-- BEGIN The input --

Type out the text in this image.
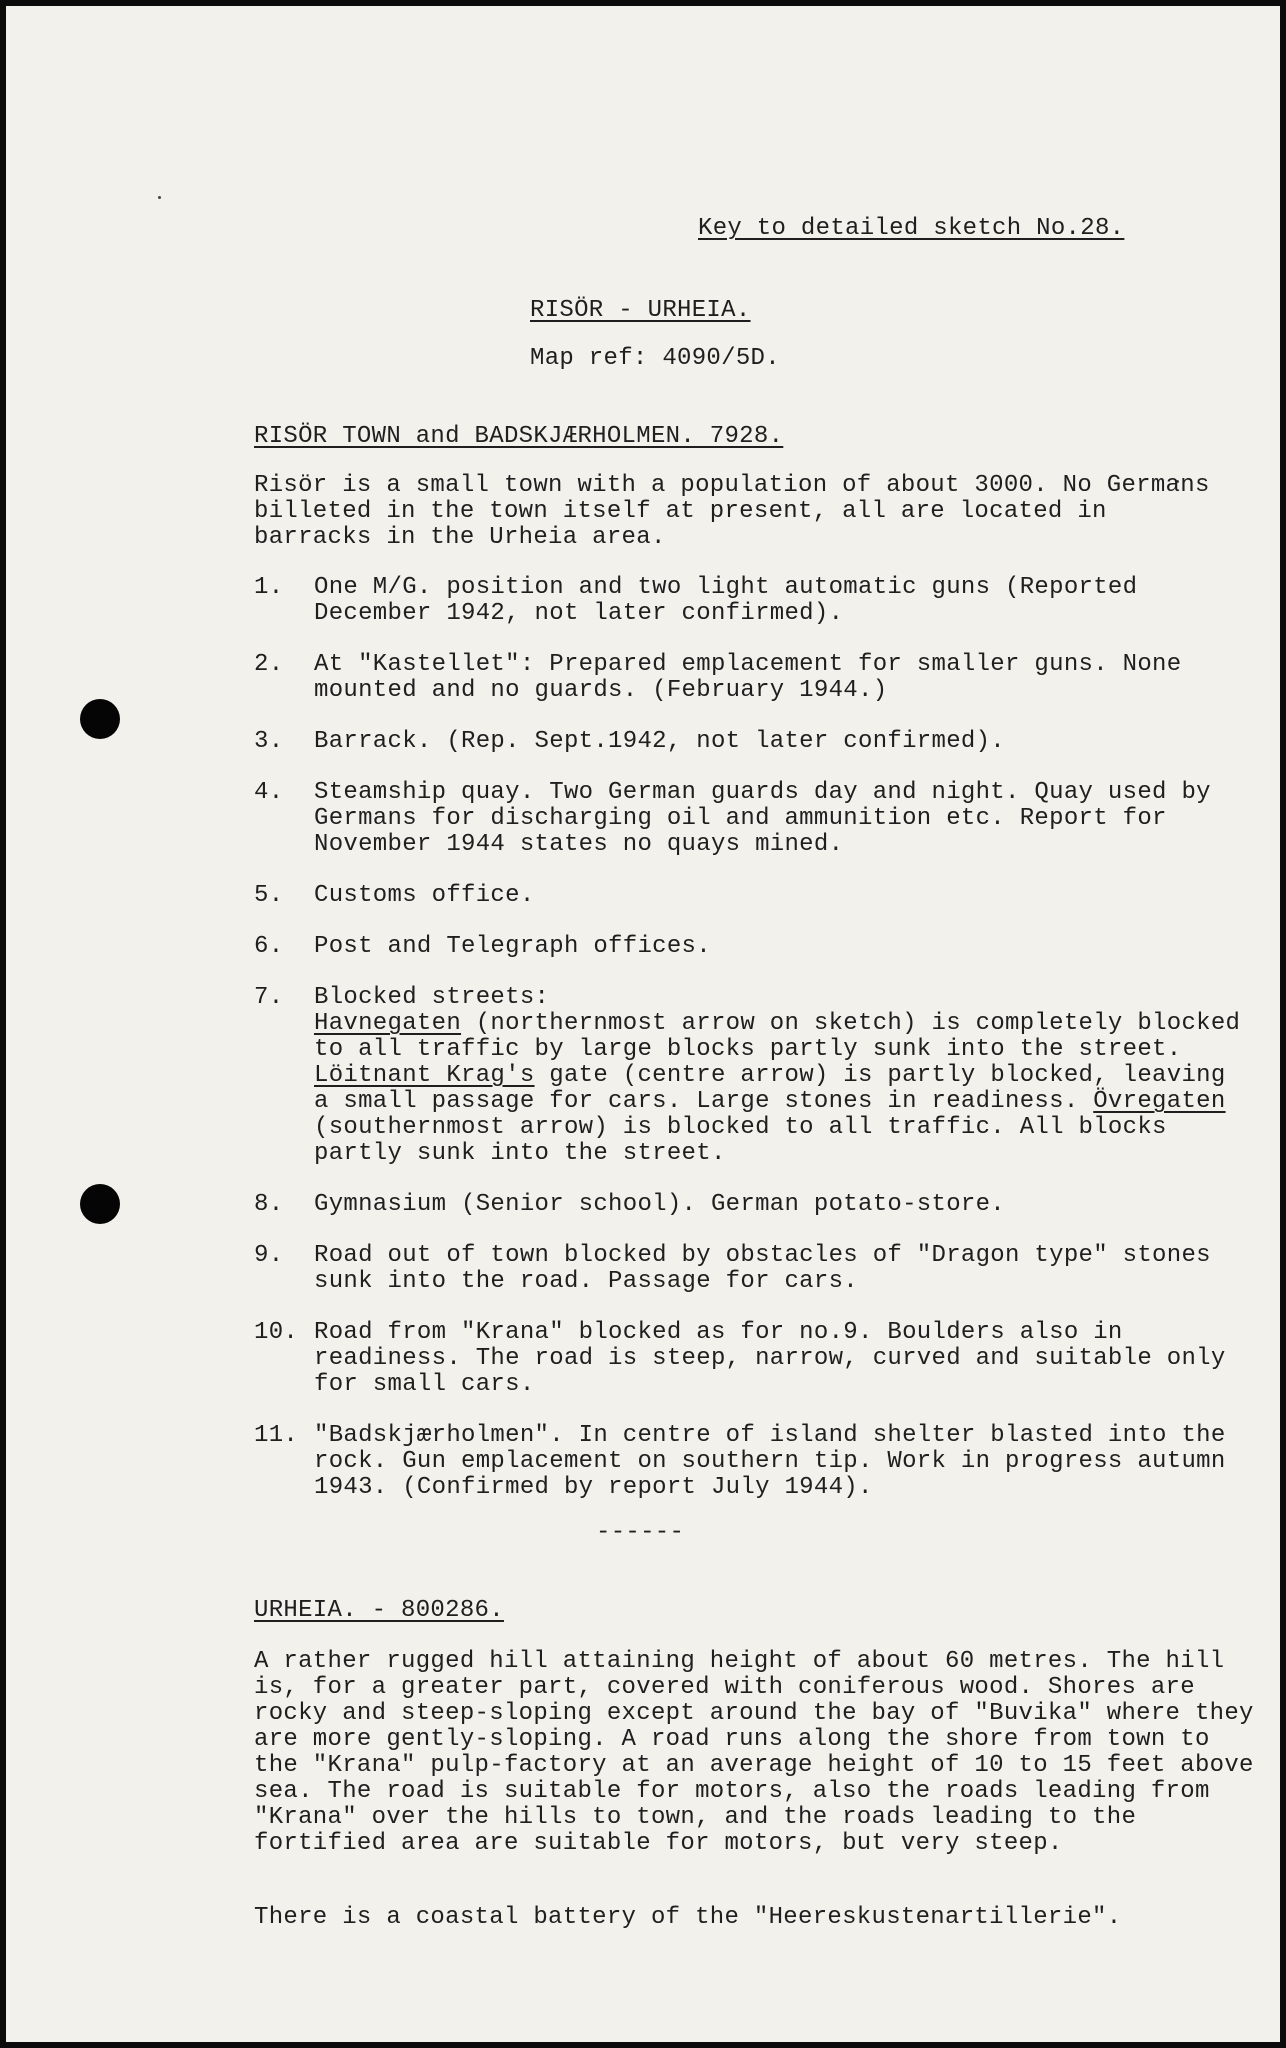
Key to detailed sketch No.28.
RISÖR - URHEIA.
Map ref: 4090/5D.
RISÖR TOWN and BADSKJÆRHOLMEN. 7928.
Risör is a small town with a population of about 3000. No Germans billeted in the town itself at present, all are located in barracks in the Urheia area.
1.	One M/G. position and two light automatic guns (Reported December 1942, not later confirmed).
2.	At "Kastellet": Prepared emplacement for smaller guns. None mounted and no guards. (February 1944.)
3.	Barrack. (Rep. Sept.1942, not later confirmed).
4.	Steamship quay. Two German guards day and night. Quay used by Germans for discharging oil and ammunition etc. Report for November 1944 states no quays mined.
5.	Customs office.
6.	Post and Telegraph offices.
7.	Blocked streets:
Havnegaten (northernmost arrow on sketch) is completely blocked to all traffic by large blocks partly sunk into the street. Löitnant Krag's gate (centre arrow) is partly blocked, leaving a small passage for cars. Large stones in readiness. Övregaten (southernmost arrow) is blocked to all traffic. All blocks partly sunk into the street.
8.	Gymnasium (Senior school). German potato-store.
9.	Road out of town blocked by obstacles of "Dragon type" stones sunk into the road. Passage for cars.
10. Road from "Krana" blocked as for no.9. Boulders also in readiness. The road is steep, narrow, curved and suitable only for small cars.
11. "Badskjærholmen". In centre of island shelter blasted into the rock. Gun emplacement on southern tip. Work in progress autumn 1943. (Confirmed by report July 1944).
------
URHEIA. - 800286.
A rather rugged hill attaining height of about 60 metres. The hill is, for a greater part, covered with coniferous wood. Shores are rocky and steep-sloping except around the bay of "Buvika" where they are more gently-sloping. A road runs along the shore from town to the "Krana" pulp-factory at an average height of 10 to 15 feet above sea. The road is suitable for motors, also the roads leading from "Krana" over the hills to town, and the roads leading to the fortified area are suitable for motors, but very steep.
There is a coastal battery of the "Heereskustenartillerie".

-- END The input --

Task prompt | Reproduce every line of the material precisely, omitting its pictures.

The output |
Type out the text in this image.
Key to detailed sketch No.28.
RISÖR - URHEIA.
Map ref: 4090/5D.
RISÖR TOWN and BADSKJÆRHOLMEN. 7928.
Risör is a small town with a population of about 3000. No Germans billeted in the town itself at present, all are located in barracks in the Urheia area.
1.	One M/G. position and two light automatic guns (Reported December 1942, not later confirmed).
2.	At "Kastellet": Prepared emplacement for smaller guns. None mounted and no guards. (February 1944.)
3.	Barrack. (Rep. Sept.1942, not later confirmed).
4.	Steamship quay. Two German guards day and night. Quay used by Germans for discharging oil and ammunition etc. Report for November 1944 states no quays mined.
5.	Customs office.
6.	Post and Telegraph offices.
7.	Blocked streets:
Havnegaten (northernmost arrow on sketch) is completely blocked to all traffic by large blocks partly sunk into the street. Löitnant Krag's gate (centre arrow) is partly blocked, leaving a small passage for cars. Large stones in readiness. Övregaten (southernmost arrow) is blocked to all traffic. All blocks partly sunk into the street.
8.	Gymnasium (Senior school). German potato-store.
9.	Road out of town blocked by obstacles of "Dragon type" stones sunk into the road. Passage for cars.
10. Road from "Krana" blocked as for no.9. Boulders also in readiness. The road is steep, narrow, curved and suitable only for small cars.
11. "Badskjærholmen". In centre of island shelter blasted into the rock. Gun emplacement on southern tip. Work in progress autumn 1943. (Confirmed by report July 1944).
------
URHEIA. - 800286.
A rather rugged hill attaining height of about 60 metres. The hill is, for a greater part, covered with coniferous wood. Shores are rocky and steep-sloping except around the bay of "Buvika" where they are more gently-sloping. A road runs along the shore from town to the "Krana" pulp-factory at an average height of 10 to 15 feet above sea. The road is suitable for motors, also the roads leading from "Krana" over the hills to town, and the roads leading to the fortified area are suitable for motors, but very steep.
There is a coastal battery of the "Heereskustenartillerie".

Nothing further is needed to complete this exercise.